#### Problem details
Extract every record, keeping each one exactly as it is.

#### Extracted data entries
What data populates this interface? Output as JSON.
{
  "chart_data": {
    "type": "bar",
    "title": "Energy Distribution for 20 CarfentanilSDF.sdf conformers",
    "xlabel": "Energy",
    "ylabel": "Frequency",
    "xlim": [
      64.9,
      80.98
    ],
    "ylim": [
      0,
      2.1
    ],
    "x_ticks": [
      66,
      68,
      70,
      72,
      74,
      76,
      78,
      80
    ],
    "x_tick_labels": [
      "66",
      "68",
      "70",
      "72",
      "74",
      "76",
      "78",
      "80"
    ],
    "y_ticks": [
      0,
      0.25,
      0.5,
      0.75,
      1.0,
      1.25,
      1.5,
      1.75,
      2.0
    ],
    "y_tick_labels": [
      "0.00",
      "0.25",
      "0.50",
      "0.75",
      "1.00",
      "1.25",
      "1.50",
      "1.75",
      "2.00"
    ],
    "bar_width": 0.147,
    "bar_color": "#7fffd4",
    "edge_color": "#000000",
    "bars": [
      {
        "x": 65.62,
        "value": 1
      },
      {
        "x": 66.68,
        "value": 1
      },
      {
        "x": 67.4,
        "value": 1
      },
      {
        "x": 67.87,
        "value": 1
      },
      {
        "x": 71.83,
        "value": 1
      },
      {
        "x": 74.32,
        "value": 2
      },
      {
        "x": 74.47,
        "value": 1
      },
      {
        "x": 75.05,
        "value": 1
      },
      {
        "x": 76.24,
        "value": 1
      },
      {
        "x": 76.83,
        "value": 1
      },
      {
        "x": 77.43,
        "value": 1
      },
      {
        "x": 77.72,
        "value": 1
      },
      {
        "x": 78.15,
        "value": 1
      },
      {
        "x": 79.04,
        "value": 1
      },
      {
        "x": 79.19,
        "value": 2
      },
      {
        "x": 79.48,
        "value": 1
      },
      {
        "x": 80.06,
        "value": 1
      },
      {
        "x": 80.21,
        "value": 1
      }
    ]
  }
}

#### Solution to the problem
What data populates this interface? Output as JSON.
{
  "chart_data": {
    "type": "bar",
    "title": "Energy Distribution for 20 CarfentanilSDF.sdf conformers",
    "xlabel": "Energy",
    "ylabel": "Frequency",
    "xlim": [
      64.9,
      80.98
    ],
    "ylim": [
      0,
      2.1
    ],
    "x_ticks": [
      66,
      68,
      70,
      72,
      74,
      76,
      78,
      80
    ],
    "x_tick_labels": [
      "66",
      "68",
      "70",
      "72",
      "74",
      "76",
      "78",
      "80"
    ],
    "y_ticks": [
      0,
      0.25,
      0.5,
      0.75,
      1.0,
      1.25,
      1.5,
      1.75,
      2.0
    ],
    "y_tick_labels": [
      "0.00",
      "0.25",
      "0.50",
      "0.75",
      "1.00",
      "1.25",
      "1.50",
      "1.75",
      "2.00"
    ],
    "bar_width": 0.147,
    "bar_color": "#7fffd4",
    "edge_color": "#000000",
    "bars": [
      {
        "x": 65.62,
        "value": 1
      },
      {
        "x": 66.68,
        "value": 1
      },
      {
        "x": 67.4,
        "value": 1
      },
      {
        "x": 67.87,
        "value": 1
      },
      {
        "x": 71.83,
        "value": 1
      },
      {
        "x": 74.32,
        "value": 2
      },
      {
        "x": 74.47,
        "value": 1
      },
      {
        "x": 75.05,
        "value": 1
      },
      {
        "x": 76.24,
        "value": 1
      },
      {
        "x": 76.83,
        "value": 1
      },
      {
        "x": 77.43,
        "value": 1
      },
      {
        "x": 77.72,
        "value": 1
      },
      {
        "x": 78.15,
        "value": 1
      },
      {
        "x": 79.04,
        "value": 1
      },
      {
        "x": 79.19,
        "value": 2
      },
      {
        "x": 79.48,
        "value": 1
      },
      {
        "x": 80.06,
        "value": 1
      },
      {
        "x": 80.21,
        "value": 1
      }
    ]
  }
}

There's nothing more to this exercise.